--- Short problem ---
Each record below should be repeated precisely as written.

Begin Data supplied

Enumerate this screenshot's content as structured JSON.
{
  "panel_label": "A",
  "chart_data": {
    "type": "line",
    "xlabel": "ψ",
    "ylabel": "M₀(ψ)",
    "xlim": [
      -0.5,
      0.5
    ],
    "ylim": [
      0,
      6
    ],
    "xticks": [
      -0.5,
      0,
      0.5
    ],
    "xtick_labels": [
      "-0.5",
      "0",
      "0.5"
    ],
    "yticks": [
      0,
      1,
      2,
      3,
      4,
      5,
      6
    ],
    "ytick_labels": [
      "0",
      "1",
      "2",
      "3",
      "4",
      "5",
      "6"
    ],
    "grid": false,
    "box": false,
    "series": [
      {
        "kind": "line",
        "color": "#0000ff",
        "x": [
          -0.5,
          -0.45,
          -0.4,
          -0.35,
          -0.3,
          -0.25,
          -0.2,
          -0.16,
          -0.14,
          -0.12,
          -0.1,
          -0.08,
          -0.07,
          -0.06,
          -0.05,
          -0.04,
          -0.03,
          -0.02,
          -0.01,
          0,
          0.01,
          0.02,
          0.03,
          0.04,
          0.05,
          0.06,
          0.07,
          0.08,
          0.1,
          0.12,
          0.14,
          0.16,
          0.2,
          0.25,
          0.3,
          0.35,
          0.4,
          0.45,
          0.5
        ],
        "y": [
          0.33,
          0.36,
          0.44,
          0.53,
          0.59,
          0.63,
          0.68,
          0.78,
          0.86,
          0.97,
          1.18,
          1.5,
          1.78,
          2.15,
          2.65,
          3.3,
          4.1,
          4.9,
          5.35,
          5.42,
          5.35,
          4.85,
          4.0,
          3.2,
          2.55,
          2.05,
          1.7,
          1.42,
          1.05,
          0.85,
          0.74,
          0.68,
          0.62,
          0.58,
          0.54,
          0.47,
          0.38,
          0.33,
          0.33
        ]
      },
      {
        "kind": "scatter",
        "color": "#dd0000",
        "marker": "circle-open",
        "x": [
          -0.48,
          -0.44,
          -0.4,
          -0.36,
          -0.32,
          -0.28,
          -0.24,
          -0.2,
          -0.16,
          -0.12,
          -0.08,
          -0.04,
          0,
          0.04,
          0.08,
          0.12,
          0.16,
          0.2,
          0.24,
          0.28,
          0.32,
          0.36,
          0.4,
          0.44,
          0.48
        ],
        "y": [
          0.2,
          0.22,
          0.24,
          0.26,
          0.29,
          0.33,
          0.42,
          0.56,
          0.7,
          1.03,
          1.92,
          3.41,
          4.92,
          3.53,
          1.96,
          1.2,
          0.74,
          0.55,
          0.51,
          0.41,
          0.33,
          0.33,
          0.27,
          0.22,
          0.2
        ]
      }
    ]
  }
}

End Data supplied

--- The reply ---
Enumerate this screenshot's content as structured JSON.
{
  "panel_label": "A",
  "chart_data": {
    "type": "line",
    "xlabel": "ψ",
    "ylabel": "M₀(ψ)",
    "xlim": [
      -0.5,
      0.5
    ],
    "ylim": [
      0,
      6
    ],
    "xticks": [
      -0.5,
      0,
      0.5
    ],
    "xtick_labels": [
      "-0.5",
      "0",
      "0.5"
    ],
    "yticks": [
      0,
      1,
      2,
      3,
      4,
      5,
      6
    ],
    "ytick_labels": [
      "0",
      "1",
      "2",
      "3",
      "4",
      "5",
      "6"
    ],
    "grid": false,
    "box": false,
    "series": [
      {
        "kind": "line",
        "color": "#0000ff",
        "x": [
          -0.5,
          -0.45,
          -0.4,
          -0.35,
          -0.3,
          -0.25,
          -0.2,
          -0.16,
          -0.14,
          -0.12,
          -0.1,
          -0.08,
          -0.07,
          -0.06,
          -0.05,
          -0.04,
          -0.03,
          -0.02,
          -0.01,
          0,
          0.01,
          0.02,
          0.03,
          0.04,
          0.05,
          0.06,
          0.07,
          0.08,
          0.1,
          0.12,
          0.14,
          0.16,
          0.2,
          0.25,
          0.3,
          0.35,
          0.4,
          0.45,
          0.5
        ],
        "y": [
          0.33,
          0.36,
          0.44,
          0.53,
          0.59,
          0.63,
          0.68,
          0.78,
          0.86,
          0.97,
          1.18,
          1.5,
          1.78,
          2.15,
          2.65,
          3.3,
          4.1,
          4.9,
          5.35,
          5.42,
          5.35,
          4.85,
          4.0,
          3.2,
          2.55,
          2.05,
          1.7,
          1.42,
          1.05,
          0.85,
          0.74,
          0.68,
          0.62,
          0.58,
          0.54,
          0.47,
          0.38,
          0.33,
          0.33
        ]
      },
      {
        "kind": "scatter",
        "color": "#dd0000",
        "marker": "circle-open",
        "x": [
          -0.48,
          -0.44,
          -0.4,
          -0.36,
          -0.32,
          -0.28,
          -0.24,
          -0.2,
          -0.16,
          -0.12,
          -0.08,
          -0.04,
          0,
          0.04,
          0.08,
          0.12,
          0.16,
          0.2,
          0.24,
          0.28,
          0.32,
          0.36,
          0.4,
          0.44,
          0.48
        ],
        "y": [
          0.2,
          0.22,
          0.24,
          0.26,
          0.29,
          0.33,
          0.42,
          0.56,
          0.7,
          1.03,
          1.92,
          3.41,
          4.92,
          3.53,
          1.96,
          1.2,
          0.74,
          0.55,
          0.51,
          0.41,
          0.33,
          0.33,
          0.27,
          0.22,
          0.2
        ]
      }
    ]
  }
}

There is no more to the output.